## START
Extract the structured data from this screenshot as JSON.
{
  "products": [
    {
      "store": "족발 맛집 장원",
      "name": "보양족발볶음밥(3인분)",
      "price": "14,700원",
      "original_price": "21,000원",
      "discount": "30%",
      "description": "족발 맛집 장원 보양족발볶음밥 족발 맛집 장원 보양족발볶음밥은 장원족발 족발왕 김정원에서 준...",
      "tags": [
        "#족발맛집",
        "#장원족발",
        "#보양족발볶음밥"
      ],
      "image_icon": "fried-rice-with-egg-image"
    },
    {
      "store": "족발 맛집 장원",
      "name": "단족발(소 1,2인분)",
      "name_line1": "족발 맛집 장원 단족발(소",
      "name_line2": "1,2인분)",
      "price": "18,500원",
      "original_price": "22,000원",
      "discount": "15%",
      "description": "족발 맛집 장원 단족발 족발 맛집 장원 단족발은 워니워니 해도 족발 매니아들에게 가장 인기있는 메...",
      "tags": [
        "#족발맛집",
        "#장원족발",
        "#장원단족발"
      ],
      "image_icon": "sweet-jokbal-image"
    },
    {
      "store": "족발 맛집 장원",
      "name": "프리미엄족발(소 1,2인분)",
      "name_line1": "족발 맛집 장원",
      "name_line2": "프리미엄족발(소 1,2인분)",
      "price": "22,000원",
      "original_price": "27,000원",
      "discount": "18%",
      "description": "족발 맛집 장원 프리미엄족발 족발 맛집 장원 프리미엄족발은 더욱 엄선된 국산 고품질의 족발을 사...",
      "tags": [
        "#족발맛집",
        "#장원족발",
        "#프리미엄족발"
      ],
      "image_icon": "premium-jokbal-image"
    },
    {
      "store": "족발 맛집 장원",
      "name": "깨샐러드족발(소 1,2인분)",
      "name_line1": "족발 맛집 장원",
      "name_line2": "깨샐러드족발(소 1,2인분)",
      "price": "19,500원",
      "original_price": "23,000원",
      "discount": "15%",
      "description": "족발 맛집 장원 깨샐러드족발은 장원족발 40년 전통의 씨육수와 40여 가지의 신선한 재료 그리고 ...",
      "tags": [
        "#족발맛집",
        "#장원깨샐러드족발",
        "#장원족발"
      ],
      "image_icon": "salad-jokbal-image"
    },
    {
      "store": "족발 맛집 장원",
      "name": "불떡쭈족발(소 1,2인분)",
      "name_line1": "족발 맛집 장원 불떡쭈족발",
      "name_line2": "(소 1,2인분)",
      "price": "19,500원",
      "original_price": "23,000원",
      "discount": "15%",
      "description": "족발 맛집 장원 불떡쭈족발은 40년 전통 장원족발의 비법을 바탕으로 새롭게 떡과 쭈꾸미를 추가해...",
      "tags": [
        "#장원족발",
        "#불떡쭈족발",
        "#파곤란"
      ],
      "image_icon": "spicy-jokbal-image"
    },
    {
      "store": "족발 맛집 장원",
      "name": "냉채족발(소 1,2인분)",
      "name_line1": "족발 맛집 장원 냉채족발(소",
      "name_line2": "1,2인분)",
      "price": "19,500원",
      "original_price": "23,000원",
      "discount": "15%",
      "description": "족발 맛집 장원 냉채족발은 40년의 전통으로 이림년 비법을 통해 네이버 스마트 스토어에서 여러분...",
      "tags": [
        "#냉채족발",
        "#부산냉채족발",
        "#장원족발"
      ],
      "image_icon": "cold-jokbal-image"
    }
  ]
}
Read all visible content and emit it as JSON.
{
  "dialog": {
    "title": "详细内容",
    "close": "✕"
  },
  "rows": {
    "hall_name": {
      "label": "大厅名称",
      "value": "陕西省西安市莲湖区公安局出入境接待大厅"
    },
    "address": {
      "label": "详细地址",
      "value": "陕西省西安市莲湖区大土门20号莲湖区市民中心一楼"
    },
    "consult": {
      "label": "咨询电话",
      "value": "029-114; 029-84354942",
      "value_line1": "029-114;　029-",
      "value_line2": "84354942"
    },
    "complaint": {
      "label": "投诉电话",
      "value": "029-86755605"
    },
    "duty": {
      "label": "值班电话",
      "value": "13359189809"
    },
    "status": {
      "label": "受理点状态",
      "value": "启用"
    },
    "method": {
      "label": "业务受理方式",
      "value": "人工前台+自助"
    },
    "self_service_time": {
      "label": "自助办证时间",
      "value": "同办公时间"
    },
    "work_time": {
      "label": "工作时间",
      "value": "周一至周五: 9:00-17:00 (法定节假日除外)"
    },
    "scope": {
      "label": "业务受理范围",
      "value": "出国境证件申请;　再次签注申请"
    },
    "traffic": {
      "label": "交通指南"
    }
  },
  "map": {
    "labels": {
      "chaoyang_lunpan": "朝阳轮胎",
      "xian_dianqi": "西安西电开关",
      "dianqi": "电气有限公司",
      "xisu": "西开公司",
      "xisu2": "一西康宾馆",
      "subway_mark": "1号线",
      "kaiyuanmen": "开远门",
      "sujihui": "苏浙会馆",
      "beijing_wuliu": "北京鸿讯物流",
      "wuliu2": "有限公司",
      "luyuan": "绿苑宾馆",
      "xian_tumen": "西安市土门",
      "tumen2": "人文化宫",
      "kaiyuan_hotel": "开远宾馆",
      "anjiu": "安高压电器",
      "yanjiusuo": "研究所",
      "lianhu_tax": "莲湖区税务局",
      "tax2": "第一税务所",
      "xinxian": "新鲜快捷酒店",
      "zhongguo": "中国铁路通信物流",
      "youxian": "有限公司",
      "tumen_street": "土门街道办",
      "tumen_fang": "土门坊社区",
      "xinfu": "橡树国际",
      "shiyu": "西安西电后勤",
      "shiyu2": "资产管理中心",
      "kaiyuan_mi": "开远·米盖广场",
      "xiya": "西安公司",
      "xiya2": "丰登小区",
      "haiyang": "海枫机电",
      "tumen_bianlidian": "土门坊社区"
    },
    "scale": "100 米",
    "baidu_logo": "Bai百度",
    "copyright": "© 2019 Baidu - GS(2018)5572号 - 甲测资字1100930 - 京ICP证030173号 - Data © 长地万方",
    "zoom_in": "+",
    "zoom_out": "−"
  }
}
## END
Print the whole listing again, exactly.

* _SOLUTION FOR THIS PROBLEM_:
Extract the structured data from this screenshot as JSON.
{
  "products": [
    {
      "store": "족발 맛집 장원",
      "name": "보양족발볶음밥(3인분)",
      "price": "14,700원",
      "original_price": "21,000원",
      "discount": "30%",
      "description": "족발 맛집 장원 보양족발볶음밥 족발 맛집 장원 보양족발볶음밥은 장원족발 족발왕 김정원에서 준...",
      "tags": [
        "#족발맛집",
        "#장원족발",
        "#보양족발볶음밥"
      ],
      "image_icon": "fried-rice-with-egg-image"
    },
    {
      "store": "족발 맛집 장원",
      "name": "단족발(소 1,2인분)",
      "name_line1": "족발 맛집 장원 단족발(소",
      "name_line2": "1,2인분)",
      "price": "18,500원",
      "original_price": "22,000원",
      "discount": "15%",
      "description": "족발 맛집 장원 단족발 족발 맛집 장원 단족발은 워니워니 해도 족발 매니아들에게 가장 인기있는 메...",
      "tags": [
        "#족발맛집",
        "#장원족발",
        "#장원단족발"
      ],
      "image_icon": "sweet-jokbal-image"
    },
    {
      "store": "족발 맛집 장원",
      "name": "프리미엄족발(소 1,2인분)",
      "name_line1": "족발 맛집 장원",
      "name_line2": "프리미엄족발(소 1,2인분)",
      "price": "22,000원",
      "original_price": "27,000원",
      "discount": "18%",
      "description": "족발 맛집 장원 프리미엄족발 족발 맛집 장원 프리미엄족발은 더욱 엄선된 국산 고품질의 족발을 사...",
      "tags": [
        "#족발맛집",
        "#장원족발",
        "#프리미엄족발"
      ],
      "image_icon": "premium-jokbal-image"
    },
    {
      "store": "족발 맛집 장원",
      "name": "깨샐러드족발(소 1,2인분)",
      "name_line1": "족발 맛집 장원",
      "name_line2": "깨샐러드족발(소 1,2인분)",
      "price": "19,500원",
      "original_price": "23,000원",
      "discount": "15%",
      "description": "족발 맛집 장원 깨샐러드족발은 장원족발 40년 전통의 씨육수와 40여 가지의 신선한 재료 그리고 ...",
      "tags": [
        "#족발맛집",
        "#장원깨샐러드족발",
        "#장원족발"
      ],
      "image_icon": "salad-jokbal-image"
    },
    {
      "store": "족발 맛집 장원",
      "name": "불떡쭈족발(소 1,2인분)",
      "name_line1": "족발 맛집 장원 불떡쭈족발",
      "name_line2": "(소 1,2인분)",
      "price": "19,500원",
      "original_price": "23,000원",
      "discount": "15%",
      "description": "족발 맛집 장원 불떡쭈족발은 40년 전통 장원족발의 비법을 바탕으로 새롭게 떡과 쭈꾸미를 추가해...",
      "tags": [
        "#장원족발",
        "#불떡쭈족발",
        "#파곤란"
      ],
      "image_icon": "spicy-jokbal-image"
    },
    {
      "store": "족발 맛집 장원",
      "name": "냉채족발(소 1,2인분)",
      "name_line1": "족발 맛집 장원 냉채족발(소",
      "name_line2": "1,2인분)",
      "price": "19,500원",
      "original_price": "23,000원",
      "discount": "15%",
      "description": "족발 맛집 장원 냉채족발은 40년의 전통으로 이림년 비법을 통해 네이버 스마트 스토어에서 여러분...",
      "tags": [
        "#냉채족발",
        "#부산냉채족발",
        "#장원족발"
      ],
      "image_icon": "cold-jokbal-image"
    }
  ]
}
Read all visible content and emit it as JSON.
{
  "dialog": {
    "title": "详细内容",
    "close": "✕"
  },
  "rows": {
    "hall_name": {
      "label": "大厅名称",
      "value": "陕西省西安市莲湖区公安局出入境接待大厅"
    },
    "address": {
      "label": "详细地址",
      "value": "陕西省西安市莲湖区大土门20号莲湖区市民中心一楼"
    },
    "consult": {
      "label": "咨询电话",
      "value": "029-114; 029-84354942",
      "value_line1": "029-114;　029-",
      "value_line2": "84354942"
    },
    "complaint": {
      "label": "投诉电话",
      "value": "029-86755605"
    },
    "duty": {
      "label": "值班电话",
      "value": "13359189809"
    },
    "status": {
      "label": "受理点状态",
      "value": "启用"
    },
    "method": {
      "label": "业务受理方式",
      "value": "人工前台+自助"
    },
    "self_service_time": {
      "label": "自助办证时间",
      "value": "同办公时间"
    },
    "work_time": {
      "label": "工作时间",
      "value": "周一至周五: 9:00-17:00 (法定节假日除外)"
    },
    "scope": {
      "label": "业务受理范围",
      "value": "出国境证件申请;　再次签注申请"
    },
    "traffic": {
      "label": "交通指南"
    }
  },
  "map": {
    "labels": {
      "chaoyang_lunpan": "朝阳轮胎",
      "xian_dianqi": "西安西电开关",
      "dianqi": "电气有限公司",
      "xisu": "西开公司",
      "xisu2": "一西康宾馆",
      "subway_mark": "1号线",
      "kaiyuanmen": "开远门",
      "sujihui": "苏浙会馆",
      "beijing_wuliu": "北京鸿讯物流",
      "wuliu2": "有限公司",
      "luyuan": "绿苑宾馆",
      "xian_tumen": "西安市土门",
      "tumen2": "人文化宫",
      "kaiyuan_hotel": "开远宾馆",
      "anjiu": "安高压电器",
      "yanjiusuo": "研究所",
      "lianhu_tax": "莲湖区税务局",
      "tax2": "第一税务所",
      "xinxian": "新鲜快捷酒店",
      "zhongguo": "中国铁路通信物流",
      "youxian": "有限公司",
      "tumen_street": "土门街道办",
      "tumen_fang": "土门坊社区",
      "xinfu": "橡树国际",
      "shiyu": "西安西电后勤",
      "shiyu2": "资产管理中心",
      "kaiyuan_mi": "开远·米盖广场",
      "xiya": "西安公司",
      "xiya2": "丰登小区",
      "haiyang": "海枫机电",
      "tumen_bianlidian": "土门坊社区"
    },
    "scale": "100 米",
    "baidu_logo": "Bai百度",
    "copyright": "© 2019 Baidu - GS(2018)5572号 - 甲测资字1100930 - 京ICP证030173号 - Data © 长地万方",
    "zoom_in": "+",
    "zoom_out": "−"
  }
}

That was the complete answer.